WRITTEN EXERCISE
From the records below, pull each line that has "ylabel".

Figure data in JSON

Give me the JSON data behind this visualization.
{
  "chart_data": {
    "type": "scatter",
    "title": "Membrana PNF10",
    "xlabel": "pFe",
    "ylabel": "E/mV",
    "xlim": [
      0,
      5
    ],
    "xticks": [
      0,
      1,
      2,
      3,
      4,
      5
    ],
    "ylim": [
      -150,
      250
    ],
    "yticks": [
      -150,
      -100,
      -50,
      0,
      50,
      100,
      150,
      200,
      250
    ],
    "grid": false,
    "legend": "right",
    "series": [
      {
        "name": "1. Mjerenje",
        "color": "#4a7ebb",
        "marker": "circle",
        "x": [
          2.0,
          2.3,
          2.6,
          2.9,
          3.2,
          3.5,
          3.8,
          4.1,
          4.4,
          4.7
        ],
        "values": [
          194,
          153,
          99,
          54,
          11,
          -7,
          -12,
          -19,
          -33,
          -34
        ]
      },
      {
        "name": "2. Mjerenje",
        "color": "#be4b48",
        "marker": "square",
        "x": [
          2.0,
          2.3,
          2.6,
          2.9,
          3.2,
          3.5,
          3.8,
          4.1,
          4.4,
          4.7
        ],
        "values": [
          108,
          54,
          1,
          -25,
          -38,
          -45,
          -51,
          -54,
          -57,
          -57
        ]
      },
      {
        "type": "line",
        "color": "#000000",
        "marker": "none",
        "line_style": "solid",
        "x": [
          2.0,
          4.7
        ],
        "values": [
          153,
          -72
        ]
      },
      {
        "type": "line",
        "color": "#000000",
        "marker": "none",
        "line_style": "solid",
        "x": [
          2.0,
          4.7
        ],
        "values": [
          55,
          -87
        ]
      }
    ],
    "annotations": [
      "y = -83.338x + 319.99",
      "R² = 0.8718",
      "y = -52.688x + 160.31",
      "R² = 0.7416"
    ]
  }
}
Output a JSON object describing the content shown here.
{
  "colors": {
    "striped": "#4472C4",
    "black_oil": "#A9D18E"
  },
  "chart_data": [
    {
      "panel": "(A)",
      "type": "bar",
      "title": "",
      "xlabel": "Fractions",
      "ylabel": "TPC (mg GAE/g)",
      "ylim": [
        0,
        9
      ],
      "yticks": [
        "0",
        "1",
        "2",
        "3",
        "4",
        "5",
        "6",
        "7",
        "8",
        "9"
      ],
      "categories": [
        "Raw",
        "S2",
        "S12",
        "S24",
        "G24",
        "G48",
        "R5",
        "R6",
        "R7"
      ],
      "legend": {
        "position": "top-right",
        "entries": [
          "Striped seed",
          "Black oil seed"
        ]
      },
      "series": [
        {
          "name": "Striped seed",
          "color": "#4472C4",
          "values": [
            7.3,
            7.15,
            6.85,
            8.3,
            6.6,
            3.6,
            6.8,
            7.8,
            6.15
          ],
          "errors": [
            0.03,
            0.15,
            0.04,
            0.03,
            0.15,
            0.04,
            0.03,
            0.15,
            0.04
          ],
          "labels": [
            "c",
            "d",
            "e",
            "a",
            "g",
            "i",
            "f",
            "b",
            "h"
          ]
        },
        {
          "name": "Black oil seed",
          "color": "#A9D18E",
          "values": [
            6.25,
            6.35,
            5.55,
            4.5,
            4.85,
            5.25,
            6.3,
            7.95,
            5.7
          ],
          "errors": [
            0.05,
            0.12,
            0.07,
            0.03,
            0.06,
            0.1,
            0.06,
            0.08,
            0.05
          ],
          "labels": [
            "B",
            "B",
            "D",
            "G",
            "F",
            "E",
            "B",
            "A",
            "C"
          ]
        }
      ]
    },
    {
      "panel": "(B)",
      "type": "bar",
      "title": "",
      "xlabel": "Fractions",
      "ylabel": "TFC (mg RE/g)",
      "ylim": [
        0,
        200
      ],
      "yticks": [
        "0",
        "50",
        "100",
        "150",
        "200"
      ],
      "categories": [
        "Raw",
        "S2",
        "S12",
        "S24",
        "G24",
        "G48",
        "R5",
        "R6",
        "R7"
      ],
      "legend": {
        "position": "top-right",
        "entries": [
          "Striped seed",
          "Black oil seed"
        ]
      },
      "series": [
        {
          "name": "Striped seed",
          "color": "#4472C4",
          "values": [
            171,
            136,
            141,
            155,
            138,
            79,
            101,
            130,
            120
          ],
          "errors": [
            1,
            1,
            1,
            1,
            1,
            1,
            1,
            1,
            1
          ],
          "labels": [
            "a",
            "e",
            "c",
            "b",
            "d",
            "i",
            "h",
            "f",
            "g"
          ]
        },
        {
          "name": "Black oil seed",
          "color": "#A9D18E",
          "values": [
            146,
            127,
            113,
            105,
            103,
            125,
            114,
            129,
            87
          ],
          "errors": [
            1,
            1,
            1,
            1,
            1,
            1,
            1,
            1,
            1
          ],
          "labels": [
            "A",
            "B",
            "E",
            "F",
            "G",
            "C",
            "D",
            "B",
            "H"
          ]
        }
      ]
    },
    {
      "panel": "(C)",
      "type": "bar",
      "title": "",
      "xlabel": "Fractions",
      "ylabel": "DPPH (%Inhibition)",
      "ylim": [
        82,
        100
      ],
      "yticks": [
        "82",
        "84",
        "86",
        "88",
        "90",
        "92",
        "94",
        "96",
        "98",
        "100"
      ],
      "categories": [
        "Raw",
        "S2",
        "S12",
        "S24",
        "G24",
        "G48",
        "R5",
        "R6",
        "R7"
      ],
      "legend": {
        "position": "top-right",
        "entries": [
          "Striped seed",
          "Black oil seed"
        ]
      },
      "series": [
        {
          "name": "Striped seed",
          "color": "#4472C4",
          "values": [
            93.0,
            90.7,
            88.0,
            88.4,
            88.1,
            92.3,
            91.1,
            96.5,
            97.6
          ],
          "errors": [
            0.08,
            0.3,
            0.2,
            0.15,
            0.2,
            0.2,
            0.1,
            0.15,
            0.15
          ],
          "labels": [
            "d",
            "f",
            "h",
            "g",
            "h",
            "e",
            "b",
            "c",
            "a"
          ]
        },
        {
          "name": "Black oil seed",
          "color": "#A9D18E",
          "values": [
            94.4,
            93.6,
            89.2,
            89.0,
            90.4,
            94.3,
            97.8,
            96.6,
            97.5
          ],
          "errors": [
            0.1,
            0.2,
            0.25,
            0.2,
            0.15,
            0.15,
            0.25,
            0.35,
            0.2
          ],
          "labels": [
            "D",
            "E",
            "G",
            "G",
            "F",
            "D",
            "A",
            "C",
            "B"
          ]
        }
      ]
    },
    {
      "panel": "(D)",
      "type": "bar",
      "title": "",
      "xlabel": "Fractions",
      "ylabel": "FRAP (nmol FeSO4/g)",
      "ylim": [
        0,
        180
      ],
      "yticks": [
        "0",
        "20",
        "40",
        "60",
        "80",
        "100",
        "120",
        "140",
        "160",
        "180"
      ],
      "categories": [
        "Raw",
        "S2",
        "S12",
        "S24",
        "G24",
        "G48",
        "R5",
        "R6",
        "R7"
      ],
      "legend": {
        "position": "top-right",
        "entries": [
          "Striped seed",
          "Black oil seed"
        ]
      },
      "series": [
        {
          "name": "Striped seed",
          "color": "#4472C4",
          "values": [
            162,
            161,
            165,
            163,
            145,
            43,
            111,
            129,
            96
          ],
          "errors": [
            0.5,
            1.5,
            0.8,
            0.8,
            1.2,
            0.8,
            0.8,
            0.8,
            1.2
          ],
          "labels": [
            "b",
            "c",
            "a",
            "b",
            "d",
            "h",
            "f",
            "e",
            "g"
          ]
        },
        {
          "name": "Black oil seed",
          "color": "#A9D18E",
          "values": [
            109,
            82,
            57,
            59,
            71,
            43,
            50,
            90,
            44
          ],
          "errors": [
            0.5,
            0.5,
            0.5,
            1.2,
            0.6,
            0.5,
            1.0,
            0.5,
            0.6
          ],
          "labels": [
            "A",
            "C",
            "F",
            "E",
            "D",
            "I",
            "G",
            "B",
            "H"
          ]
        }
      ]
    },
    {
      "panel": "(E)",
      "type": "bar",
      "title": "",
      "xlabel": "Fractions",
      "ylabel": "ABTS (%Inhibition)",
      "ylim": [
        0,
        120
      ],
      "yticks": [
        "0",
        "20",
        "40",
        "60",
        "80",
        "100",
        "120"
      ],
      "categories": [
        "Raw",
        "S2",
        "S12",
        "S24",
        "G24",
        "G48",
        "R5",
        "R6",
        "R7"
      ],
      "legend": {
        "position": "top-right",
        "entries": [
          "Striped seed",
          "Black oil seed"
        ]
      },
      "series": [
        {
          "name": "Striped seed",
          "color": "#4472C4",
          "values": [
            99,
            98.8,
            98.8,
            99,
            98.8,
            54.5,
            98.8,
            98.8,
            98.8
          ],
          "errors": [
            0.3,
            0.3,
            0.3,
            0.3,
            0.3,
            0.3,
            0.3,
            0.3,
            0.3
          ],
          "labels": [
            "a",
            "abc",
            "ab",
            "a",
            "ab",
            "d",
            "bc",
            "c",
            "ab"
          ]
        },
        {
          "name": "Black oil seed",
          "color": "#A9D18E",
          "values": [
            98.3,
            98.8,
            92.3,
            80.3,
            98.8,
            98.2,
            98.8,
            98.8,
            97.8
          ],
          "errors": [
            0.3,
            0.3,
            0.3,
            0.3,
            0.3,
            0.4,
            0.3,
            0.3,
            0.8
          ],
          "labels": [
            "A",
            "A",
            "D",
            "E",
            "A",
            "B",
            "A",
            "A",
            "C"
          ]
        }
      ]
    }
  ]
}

PROBLEM SOLUTION
    "ylabel": "E/mV",
      "ylabel": "TPC (mg GAE/g)",
      "ylabel": "TFC (mg RE/g)",
      "ylabel": "DPPH (%Inhibition)",
      "ylabel": "FRAP (nmol FeSO4/g)",
      "ylabel": "ABTS (%Inhibition)",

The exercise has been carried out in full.